Information given>
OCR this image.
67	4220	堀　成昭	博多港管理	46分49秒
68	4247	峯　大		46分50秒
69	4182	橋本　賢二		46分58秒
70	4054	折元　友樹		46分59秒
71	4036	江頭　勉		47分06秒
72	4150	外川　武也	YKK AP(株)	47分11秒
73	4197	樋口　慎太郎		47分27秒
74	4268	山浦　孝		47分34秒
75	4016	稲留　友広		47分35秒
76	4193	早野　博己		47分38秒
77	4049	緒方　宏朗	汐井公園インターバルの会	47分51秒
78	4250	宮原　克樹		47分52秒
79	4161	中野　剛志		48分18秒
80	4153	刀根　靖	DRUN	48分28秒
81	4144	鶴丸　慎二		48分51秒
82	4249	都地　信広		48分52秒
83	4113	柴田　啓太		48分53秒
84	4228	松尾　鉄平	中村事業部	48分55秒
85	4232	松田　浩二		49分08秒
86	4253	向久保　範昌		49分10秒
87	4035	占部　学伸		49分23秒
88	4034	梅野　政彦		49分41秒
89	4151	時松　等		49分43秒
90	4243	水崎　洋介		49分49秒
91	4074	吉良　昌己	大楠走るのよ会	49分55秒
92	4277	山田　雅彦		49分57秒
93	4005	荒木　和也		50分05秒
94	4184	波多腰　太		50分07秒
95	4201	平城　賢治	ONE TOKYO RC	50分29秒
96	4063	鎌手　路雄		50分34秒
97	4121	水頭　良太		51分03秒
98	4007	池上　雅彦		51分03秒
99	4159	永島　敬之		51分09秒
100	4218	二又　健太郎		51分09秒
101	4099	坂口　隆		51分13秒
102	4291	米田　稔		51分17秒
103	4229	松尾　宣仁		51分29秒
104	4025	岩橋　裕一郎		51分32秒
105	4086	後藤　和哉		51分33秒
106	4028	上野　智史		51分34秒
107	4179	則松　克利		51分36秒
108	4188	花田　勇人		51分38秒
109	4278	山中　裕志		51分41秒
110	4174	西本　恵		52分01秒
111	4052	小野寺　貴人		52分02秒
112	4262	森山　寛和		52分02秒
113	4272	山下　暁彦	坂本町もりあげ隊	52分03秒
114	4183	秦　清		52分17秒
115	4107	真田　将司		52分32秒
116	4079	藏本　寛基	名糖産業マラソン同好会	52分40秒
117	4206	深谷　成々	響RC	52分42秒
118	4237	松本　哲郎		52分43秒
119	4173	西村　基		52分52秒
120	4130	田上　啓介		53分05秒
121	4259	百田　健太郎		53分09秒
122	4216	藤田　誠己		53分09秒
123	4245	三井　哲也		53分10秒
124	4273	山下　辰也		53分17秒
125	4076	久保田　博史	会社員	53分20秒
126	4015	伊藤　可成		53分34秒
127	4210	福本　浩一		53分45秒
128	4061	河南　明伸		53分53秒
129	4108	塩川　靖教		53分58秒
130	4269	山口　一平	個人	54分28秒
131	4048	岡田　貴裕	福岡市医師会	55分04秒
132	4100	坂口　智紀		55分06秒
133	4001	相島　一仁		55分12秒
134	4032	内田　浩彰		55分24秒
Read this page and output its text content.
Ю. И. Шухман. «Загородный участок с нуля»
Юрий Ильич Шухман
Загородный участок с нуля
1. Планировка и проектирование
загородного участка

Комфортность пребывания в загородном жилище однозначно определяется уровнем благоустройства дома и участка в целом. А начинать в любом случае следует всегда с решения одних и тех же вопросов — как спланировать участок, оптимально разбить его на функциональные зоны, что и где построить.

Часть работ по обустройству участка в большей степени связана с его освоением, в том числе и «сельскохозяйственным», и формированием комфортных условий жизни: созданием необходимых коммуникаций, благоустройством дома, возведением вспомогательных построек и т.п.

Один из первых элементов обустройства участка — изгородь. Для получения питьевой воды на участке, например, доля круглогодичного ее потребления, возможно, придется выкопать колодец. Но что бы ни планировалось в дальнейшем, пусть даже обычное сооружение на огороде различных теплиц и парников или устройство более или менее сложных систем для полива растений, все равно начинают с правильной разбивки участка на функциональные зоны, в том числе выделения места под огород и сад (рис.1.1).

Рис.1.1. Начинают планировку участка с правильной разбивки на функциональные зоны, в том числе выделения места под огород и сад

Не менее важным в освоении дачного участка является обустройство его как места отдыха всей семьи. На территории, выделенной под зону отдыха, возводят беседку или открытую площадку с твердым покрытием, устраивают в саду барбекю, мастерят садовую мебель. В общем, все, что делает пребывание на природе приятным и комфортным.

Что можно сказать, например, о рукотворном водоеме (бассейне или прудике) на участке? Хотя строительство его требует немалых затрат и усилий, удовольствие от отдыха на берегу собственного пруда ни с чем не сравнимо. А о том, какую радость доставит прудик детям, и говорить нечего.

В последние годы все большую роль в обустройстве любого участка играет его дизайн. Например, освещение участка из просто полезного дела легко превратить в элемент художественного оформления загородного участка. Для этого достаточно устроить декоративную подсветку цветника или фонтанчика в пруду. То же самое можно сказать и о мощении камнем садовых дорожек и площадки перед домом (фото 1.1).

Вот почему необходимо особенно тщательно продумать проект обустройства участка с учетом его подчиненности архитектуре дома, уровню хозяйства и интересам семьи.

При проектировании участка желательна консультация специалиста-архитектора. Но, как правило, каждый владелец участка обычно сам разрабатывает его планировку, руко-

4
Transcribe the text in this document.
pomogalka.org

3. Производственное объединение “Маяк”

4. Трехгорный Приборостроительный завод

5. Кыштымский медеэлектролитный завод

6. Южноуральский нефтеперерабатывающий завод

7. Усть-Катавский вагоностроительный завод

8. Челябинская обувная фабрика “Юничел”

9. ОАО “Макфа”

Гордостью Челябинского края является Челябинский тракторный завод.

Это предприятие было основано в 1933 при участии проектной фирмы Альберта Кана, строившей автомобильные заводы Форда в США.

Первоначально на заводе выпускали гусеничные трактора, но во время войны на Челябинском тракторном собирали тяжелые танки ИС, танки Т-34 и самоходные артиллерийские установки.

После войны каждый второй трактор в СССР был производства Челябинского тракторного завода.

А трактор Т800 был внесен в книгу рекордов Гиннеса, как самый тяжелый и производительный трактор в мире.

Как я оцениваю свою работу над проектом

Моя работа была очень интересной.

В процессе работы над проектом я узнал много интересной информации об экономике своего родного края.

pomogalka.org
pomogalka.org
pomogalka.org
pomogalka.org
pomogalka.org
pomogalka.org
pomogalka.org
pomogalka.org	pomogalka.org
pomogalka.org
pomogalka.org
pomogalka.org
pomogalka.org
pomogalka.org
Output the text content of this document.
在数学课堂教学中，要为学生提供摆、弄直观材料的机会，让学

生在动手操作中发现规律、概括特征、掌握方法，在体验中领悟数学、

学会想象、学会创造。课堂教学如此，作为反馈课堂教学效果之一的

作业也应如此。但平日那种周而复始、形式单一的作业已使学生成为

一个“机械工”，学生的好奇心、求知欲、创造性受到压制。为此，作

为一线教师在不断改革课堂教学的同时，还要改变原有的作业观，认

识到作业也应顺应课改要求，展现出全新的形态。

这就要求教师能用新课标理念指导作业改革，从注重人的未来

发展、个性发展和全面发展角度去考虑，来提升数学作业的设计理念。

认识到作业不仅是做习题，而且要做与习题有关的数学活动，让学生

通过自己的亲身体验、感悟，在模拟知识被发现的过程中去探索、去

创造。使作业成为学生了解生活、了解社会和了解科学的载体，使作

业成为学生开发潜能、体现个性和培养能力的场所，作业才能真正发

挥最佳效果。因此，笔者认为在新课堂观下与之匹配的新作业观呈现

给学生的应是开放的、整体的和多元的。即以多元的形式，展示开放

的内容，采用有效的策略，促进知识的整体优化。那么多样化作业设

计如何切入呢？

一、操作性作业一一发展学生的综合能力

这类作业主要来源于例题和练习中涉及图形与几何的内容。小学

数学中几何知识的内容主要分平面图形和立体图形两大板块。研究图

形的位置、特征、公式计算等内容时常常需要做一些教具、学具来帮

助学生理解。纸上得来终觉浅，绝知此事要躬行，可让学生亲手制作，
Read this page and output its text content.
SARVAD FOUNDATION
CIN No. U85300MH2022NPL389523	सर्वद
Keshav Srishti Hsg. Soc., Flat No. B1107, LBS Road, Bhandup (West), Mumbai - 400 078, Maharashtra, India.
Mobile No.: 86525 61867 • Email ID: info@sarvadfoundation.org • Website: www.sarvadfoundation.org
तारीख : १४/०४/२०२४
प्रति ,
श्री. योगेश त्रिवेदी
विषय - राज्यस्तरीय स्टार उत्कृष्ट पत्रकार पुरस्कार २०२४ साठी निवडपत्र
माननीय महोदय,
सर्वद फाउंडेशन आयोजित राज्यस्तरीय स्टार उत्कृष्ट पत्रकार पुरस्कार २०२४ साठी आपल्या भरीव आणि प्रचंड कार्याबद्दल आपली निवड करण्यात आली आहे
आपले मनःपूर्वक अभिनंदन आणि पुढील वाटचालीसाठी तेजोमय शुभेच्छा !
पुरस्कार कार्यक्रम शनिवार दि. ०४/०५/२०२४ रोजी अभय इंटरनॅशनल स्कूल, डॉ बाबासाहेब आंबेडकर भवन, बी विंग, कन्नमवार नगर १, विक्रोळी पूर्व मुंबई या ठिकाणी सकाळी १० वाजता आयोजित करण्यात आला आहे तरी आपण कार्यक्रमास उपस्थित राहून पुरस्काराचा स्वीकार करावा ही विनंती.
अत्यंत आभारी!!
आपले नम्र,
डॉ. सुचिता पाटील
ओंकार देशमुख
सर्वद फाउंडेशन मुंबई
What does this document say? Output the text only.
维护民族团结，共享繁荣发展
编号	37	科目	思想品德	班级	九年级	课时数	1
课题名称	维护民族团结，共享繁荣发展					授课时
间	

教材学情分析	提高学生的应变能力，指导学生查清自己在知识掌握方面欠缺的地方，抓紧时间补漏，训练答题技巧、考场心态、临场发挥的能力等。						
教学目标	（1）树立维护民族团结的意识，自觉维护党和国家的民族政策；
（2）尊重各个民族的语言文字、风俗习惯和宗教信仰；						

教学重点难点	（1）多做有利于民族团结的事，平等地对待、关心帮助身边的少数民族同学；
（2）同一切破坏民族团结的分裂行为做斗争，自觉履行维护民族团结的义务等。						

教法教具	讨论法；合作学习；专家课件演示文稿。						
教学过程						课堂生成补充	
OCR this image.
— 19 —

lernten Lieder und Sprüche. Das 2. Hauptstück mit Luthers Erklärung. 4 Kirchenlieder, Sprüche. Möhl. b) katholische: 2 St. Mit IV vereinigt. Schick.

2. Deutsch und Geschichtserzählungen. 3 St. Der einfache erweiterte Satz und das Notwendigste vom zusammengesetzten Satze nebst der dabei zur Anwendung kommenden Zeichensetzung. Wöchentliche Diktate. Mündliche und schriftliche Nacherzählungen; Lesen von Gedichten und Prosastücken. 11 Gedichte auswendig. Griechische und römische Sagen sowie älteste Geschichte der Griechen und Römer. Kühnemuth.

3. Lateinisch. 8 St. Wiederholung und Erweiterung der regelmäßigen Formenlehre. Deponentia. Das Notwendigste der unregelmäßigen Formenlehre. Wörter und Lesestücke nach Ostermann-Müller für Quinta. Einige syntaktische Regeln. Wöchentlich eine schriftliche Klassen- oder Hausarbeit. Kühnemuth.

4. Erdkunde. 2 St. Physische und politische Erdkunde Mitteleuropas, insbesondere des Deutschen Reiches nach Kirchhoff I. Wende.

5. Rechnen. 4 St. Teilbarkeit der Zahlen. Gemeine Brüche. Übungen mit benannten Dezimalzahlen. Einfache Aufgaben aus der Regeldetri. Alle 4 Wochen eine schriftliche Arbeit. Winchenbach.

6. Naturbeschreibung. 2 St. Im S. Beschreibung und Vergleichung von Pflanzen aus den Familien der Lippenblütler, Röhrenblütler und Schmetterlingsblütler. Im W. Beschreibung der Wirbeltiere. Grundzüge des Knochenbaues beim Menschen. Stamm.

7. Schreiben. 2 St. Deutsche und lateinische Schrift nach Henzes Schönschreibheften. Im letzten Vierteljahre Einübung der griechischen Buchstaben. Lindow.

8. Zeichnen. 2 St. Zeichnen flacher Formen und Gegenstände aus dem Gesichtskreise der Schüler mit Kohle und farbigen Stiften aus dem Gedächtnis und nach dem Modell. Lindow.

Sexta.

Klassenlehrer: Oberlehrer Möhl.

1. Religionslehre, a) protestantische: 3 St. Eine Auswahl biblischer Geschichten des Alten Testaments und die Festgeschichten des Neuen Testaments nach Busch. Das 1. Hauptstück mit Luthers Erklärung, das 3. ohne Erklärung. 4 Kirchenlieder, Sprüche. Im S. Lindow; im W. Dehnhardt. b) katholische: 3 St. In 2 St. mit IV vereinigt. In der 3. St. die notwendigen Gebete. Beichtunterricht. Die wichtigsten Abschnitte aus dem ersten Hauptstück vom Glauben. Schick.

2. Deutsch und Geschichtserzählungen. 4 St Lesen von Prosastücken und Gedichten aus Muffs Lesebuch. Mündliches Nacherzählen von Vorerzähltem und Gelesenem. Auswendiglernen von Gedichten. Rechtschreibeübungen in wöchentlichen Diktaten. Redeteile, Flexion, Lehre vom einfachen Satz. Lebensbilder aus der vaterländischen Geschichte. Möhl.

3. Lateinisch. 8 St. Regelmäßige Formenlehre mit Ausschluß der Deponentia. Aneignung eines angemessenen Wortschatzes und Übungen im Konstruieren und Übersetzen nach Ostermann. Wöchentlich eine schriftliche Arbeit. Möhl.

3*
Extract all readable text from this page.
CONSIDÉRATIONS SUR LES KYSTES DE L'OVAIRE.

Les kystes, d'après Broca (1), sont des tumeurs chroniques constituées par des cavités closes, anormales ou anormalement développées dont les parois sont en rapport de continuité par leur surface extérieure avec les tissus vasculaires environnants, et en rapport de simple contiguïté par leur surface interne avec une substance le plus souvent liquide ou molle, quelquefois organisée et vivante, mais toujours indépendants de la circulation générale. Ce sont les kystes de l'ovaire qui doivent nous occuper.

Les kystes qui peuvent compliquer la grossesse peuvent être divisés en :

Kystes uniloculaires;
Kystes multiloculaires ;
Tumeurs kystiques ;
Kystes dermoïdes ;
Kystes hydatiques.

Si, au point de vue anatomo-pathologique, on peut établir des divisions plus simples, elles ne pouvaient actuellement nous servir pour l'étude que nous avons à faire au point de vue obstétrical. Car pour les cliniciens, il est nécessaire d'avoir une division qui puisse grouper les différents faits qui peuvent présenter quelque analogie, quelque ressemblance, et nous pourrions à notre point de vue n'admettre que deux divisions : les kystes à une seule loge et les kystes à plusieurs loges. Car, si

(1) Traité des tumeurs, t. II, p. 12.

What you need to do>
Look for lines containing the string "проектом" and copy them all.

Task response>
Как я оцениваю свою работу над проектом
В процессе работы над проектом я узнал много интересной информации об экономике своего родного края.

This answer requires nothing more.